## [Dataset entries]
++++
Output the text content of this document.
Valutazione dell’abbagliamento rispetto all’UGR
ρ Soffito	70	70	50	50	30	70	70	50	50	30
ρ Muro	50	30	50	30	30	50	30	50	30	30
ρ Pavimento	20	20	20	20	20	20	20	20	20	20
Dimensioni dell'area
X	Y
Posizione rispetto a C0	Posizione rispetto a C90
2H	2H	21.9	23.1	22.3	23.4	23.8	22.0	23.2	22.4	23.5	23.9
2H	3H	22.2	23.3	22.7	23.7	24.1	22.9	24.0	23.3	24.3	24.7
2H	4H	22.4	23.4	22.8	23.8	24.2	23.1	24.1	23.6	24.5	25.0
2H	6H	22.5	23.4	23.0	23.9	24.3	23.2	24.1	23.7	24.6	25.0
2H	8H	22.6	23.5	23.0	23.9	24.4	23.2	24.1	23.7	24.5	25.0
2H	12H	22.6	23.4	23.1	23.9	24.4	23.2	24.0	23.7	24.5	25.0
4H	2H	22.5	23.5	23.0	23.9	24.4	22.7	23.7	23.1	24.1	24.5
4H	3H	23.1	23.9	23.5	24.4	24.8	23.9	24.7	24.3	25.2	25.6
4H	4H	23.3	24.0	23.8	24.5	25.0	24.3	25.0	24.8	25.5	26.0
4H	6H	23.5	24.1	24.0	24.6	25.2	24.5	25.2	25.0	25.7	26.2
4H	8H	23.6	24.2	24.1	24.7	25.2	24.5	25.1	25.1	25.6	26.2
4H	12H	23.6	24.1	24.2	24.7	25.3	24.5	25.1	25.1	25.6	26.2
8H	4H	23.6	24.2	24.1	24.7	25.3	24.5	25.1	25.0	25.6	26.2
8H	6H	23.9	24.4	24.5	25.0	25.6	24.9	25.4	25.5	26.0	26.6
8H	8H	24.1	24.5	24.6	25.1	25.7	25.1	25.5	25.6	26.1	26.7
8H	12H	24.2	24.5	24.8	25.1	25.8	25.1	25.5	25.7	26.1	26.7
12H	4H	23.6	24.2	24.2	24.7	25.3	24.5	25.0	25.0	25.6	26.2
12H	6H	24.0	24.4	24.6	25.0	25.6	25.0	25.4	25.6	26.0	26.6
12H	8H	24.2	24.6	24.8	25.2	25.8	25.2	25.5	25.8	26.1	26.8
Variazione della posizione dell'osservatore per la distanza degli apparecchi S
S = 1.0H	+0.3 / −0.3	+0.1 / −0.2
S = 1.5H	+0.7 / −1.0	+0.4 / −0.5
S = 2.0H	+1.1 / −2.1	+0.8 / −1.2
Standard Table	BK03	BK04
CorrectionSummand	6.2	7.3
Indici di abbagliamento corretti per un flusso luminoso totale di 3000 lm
++++
## [WHAT IS BEING ASKED]
Quote the entire listing above exactly.

## [FINAL RESULT]
Output the text content of this document.
Valutazione dell’abbagliamento rispetto all’UGR
ρ Soffito	70	70	50	50	30	70	70	50	50	30
ρ Muro	50	30	50	30	30	50	30	50	30	30
ρ Pavimento	20	20	20	20	20	20	20	20	20	20
Dimensioni dell'area
X	Y
Posizione rispetto a C0	Posizione rispetto a C90
2H	2H	21.9	23.1	22.3	23.4	23.8	22.0	23.2	22.4	23.5	23.9
2H	3H	22.2	23.3	22.7	23.7	24.1	22.9	24.0	23.3	24.3	24.7
2H	4H	22.4	23.4	22.8	23.8	24.2	23.1	24.1	23.6	24.5	25.0
2H	6H	22.5	23.4	23.0	23.9	24.3	23.2	24.1	23.7	24.6	25.0
2H	8H	22.6	23.5	23.0	23.9	24.4	23.2	24.1	23.7	24.5	25.0
2H	12H	22.6	23.4	23.1	23.9	24.4	23.2	24.0	23.7	24.5	25.0
4H	2H	22.5	23.5	23.0	23.9	24.4	22.7	23.7	23.1	24.1	24.5
4H	3H	23.1	23.9	23.5	24.4	24.8	23.9	24.7	24.3	25.2	25.6
4H	4H	23.3	24.0	23.8	24.5	25.0	24.3	25.0	24.8	25.5	26.0
4H	6H	23.5	24.1	24.0	24.6	25.2	24.5	25.2	25.0	25.7	26.2
4H	8H	23.6	24.2	24.1	24.7	25.2	24.5	25.1	25.1	25.6	26.2
4H	12H	23.6	24.1	24.2	24.7	25.3	24.5	25.1	25.1	25.6	26.2
8H	4H	23.6	24.2	24.1	24.7	25.3	24.5	25.1	25.0	25.6	26.2
8H	6H	23.9	24.4	24.5	25.0	25.6	24.9	25.4	25.5	26.0	26.6
8H	8H	24.1	24.5	24.6	25.1	25.7	25.1	25.5	25.6	26.1	26.7
8H	12H	24.2	24.5	24.8	25.1	25.8	25.1	25.5	25.7	26.1	26.7
12H	4H	23.6	24.2	24.2	24.7	25.3	24.5	25.0	25.0	25.6	26.2
12H	6H	24.0	24.4	24.6	25.0	25.6	25.0	25.4	25.6	26.0	26.6
12H	8H	24.2	24.6	24.8	25.2	25.8	25.2	25.5	25.8	26.1	26.8
Variazione della posizione dell'osservatore per la distanza degli apparecchi S
S = 1.0H	+0.3 / −0.3	+0.1 / −0.2
S = 1.5H	+0.7 / −1.0	+0.4 / −0.5
S = 2.0H	+1.1 / −2.1	+0.8 / −1.2
Standard Table	BK03	BK04
CorrectionSummand	6.2	7.3
Indici di abbagliamento corretti per un flusso luminoso totale di 3000 lm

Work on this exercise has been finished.